> Given instruction
Lift every line from the entries that includes the word "учреждений".

[Dataset items]
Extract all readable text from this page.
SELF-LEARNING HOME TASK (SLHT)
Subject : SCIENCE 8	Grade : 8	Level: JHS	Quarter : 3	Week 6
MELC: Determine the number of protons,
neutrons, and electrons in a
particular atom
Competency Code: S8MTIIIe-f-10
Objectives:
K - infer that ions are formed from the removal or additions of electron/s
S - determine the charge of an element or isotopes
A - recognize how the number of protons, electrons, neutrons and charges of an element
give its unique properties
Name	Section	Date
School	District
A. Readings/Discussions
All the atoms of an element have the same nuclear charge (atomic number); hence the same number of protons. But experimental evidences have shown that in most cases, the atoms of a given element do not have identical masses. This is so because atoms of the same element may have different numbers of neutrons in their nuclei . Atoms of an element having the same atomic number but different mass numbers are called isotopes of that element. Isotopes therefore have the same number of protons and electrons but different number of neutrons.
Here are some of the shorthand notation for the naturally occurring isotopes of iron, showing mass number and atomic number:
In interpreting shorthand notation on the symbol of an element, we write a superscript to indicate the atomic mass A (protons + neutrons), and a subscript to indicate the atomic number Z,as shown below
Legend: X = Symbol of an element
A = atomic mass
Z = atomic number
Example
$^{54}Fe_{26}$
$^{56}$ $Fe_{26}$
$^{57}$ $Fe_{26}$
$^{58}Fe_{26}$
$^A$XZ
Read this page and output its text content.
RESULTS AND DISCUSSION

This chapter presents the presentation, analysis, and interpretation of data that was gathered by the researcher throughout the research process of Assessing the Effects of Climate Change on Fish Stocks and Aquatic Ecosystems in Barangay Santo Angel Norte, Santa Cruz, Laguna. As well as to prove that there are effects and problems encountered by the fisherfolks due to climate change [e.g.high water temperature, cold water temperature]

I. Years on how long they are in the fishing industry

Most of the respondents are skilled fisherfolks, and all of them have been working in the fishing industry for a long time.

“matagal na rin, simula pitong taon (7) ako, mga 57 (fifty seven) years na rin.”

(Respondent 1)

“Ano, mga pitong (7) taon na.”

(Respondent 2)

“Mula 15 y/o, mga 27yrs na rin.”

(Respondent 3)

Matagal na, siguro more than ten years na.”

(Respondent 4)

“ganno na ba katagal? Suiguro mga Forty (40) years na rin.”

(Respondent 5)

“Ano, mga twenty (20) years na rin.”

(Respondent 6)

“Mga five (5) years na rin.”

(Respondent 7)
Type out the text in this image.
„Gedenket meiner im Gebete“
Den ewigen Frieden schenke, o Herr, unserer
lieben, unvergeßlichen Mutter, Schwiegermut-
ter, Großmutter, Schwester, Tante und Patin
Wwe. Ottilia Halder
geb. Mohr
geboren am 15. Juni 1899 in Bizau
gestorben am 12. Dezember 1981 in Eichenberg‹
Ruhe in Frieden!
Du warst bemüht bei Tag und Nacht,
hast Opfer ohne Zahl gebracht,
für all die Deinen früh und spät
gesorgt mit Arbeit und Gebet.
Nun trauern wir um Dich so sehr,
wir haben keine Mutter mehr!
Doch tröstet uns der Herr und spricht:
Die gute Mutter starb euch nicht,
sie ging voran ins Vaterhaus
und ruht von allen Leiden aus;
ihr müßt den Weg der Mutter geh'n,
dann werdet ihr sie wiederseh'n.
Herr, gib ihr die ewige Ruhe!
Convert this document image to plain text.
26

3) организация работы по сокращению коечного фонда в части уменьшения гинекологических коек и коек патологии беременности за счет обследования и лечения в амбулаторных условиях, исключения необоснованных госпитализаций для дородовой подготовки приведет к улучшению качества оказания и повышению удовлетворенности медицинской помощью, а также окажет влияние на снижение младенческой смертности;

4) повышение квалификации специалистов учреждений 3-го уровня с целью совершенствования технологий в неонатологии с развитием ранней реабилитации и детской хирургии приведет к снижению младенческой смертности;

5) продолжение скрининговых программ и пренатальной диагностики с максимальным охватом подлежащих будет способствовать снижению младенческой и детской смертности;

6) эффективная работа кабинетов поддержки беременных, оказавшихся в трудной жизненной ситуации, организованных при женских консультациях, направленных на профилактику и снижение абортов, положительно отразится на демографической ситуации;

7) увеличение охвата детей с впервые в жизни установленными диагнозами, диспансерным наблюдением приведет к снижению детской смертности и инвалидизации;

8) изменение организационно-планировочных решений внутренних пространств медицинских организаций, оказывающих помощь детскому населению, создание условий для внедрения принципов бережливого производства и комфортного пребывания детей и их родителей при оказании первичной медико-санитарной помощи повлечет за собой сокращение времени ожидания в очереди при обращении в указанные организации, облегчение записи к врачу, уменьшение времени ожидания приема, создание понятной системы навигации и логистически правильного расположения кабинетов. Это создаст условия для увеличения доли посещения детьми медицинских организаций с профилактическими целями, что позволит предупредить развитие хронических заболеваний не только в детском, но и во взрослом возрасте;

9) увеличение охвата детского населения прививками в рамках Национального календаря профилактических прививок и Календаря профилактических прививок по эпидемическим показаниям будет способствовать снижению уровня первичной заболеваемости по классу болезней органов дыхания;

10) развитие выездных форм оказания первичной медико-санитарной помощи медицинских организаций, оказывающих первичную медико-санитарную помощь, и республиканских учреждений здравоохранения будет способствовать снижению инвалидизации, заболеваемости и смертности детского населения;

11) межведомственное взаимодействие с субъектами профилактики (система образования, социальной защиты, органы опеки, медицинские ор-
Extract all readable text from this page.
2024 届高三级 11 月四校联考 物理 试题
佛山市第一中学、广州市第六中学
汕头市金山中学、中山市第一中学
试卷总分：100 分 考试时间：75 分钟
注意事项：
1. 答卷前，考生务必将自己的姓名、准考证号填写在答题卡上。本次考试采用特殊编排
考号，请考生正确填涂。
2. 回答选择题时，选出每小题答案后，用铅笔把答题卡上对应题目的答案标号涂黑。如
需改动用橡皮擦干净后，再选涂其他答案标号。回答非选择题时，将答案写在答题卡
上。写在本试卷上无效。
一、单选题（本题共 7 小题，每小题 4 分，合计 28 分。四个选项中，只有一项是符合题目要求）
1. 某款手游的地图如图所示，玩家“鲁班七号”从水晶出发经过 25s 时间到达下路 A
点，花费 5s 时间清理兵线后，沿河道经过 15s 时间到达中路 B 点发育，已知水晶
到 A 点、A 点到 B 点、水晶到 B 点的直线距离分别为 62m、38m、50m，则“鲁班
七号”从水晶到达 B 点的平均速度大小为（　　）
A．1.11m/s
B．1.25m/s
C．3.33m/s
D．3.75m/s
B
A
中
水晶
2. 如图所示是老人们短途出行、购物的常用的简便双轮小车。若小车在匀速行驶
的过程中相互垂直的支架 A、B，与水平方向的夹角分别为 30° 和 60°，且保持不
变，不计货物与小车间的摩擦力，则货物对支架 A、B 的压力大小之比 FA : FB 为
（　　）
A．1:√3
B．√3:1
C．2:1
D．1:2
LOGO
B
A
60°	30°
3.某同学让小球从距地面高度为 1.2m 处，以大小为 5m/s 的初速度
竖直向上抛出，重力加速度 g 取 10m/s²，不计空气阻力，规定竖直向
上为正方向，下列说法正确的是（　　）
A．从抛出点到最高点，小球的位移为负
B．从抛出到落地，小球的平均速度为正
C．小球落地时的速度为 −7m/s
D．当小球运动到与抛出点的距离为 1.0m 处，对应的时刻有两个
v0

> Exercise solution
4) повышение квалификации специалистов учреждений 3-го уровня с целью совершенствования технологий в неонатологии с развитием ранней реабилитации и детской хирургии приведет к снижению младенческой смертности;
10) развитие выездных форм оказания первичной медико-санитарной помощи медицинских организаций, оказывающих первичную медико-санитарную помощь, и республиканских учреждений здравоохранения будет способствовать снижению инвалидизации, заболеваемости и смертности детского населения;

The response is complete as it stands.